BEGIN

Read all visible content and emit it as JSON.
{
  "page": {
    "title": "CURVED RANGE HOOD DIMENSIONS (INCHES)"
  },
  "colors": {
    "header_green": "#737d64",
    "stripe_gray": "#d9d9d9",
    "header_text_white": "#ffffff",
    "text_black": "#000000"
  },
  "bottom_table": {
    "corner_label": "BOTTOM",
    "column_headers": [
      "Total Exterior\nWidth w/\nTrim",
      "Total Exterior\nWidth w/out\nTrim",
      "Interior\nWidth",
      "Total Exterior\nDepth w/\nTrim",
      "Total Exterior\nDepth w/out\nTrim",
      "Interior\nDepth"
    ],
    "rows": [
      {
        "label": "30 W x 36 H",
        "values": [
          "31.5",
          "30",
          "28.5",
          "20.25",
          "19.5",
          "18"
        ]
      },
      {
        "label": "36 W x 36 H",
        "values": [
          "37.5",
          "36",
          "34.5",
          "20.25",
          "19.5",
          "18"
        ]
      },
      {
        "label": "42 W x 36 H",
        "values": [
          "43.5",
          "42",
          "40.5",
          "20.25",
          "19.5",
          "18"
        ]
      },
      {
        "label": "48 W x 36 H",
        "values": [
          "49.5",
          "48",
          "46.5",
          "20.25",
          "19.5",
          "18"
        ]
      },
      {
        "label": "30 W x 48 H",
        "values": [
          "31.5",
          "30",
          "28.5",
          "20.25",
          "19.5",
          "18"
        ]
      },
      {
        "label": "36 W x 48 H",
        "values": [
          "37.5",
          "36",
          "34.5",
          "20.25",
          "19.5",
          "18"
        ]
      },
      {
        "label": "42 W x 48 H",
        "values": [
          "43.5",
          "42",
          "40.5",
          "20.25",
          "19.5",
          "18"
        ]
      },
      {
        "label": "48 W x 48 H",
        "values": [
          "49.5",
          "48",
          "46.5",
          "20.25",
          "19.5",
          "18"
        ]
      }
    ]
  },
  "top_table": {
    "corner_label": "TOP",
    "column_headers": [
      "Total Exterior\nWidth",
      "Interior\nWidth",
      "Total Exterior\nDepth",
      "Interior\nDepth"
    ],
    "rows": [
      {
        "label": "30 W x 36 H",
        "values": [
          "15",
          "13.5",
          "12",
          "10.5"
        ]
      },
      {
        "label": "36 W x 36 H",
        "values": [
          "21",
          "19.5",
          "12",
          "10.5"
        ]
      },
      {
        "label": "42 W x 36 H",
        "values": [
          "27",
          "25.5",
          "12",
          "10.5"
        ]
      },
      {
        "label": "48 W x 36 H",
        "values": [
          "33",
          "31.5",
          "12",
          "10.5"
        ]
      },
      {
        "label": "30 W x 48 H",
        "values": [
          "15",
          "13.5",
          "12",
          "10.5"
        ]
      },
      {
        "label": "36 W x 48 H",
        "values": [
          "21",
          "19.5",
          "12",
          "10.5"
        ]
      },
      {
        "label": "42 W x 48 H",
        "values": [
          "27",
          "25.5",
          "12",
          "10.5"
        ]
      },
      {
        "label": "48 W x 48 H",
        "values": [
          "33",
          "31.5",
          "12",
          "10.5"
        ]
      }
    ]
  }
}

END

Directions for this task
Each line that holds the word "nTrim" is to be copied.

Output of the exercise
      "Total Exterior\nWidth w/\nTrim",
      "Total Exterior\nWidth w/out\nTrim",
      "Total Exterior\nDepth w/\nTrim",
      "Total Exterior\nDepth w/out\nTrim",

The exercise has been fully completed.